Aim of the exercise
Find the word "JSON" in the records below. List each line containing it.

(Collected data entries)
## Start
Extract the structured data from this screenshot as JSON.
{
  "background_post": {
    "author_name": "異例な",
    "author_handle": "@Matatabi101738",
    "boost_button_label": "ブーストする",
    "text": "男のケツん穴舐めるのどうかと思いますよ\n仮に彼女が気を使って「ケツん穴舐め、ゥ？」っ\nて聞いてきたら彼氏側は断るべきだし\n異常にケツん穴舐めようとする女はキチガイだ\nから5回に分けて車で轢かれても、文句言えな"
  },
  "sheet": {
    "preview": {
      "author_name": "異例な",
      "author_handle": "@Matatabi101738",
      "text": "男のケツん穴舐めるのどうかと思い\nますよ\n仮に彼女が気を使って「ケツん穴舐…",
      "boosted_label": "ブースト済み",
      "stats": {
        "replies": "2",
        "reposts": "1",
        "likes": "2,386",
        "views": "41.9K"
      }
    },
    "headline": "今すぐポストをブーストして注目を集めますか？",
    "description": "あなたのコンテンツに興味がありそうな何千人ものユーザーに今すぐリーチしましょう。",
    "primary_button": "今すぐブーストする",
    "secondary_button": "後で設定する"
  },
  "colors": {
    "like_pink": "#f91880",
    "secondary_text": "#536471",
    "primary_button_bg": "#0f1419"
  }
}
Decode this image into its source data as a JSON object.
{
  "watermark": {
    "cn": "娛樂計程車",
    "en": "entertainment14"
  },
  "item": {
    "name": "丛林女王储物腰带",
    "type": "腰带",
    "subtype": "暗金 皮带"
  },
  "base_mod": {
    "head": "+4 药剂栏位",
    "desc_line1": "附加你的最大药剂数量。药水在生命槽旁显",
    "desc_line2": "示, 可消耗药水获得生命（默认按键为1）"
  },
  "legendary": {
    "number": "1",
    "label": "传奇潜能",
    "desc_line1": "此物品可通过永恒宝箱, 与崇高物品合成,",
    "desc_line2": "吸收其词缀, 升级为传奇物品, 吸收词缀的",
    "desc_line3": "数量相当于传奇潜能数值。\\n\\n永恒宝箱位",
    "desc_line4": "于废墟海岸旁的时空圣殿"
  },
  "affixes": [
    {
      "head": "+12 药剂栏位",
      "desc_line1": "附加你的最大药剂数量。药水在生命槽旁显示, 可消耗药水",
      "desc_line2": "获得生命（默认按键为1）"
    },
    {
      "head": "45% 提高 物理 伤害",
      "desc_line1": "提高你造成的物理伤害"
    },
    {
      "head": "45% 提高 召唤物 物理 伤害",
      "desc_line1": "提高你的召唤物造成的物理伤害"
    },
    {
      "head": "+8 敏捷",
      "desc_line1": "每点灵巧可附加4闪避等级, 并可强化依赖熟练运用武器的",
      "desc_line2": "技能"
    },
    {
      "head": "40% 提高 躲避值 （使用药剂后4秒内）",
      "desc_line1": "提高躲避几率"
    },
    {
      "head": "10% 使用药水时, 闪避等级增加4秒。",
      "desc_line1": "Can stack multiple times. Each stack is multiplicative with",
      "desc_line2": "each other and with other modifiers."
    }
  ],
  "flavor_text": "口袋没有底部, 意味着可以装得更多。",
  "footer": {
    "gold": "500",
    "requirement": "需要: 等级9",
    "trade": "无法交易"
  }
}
## End
Response below
Extract the structured data from this screenshot as JSON.
Decode this image into its source data as a JSON object.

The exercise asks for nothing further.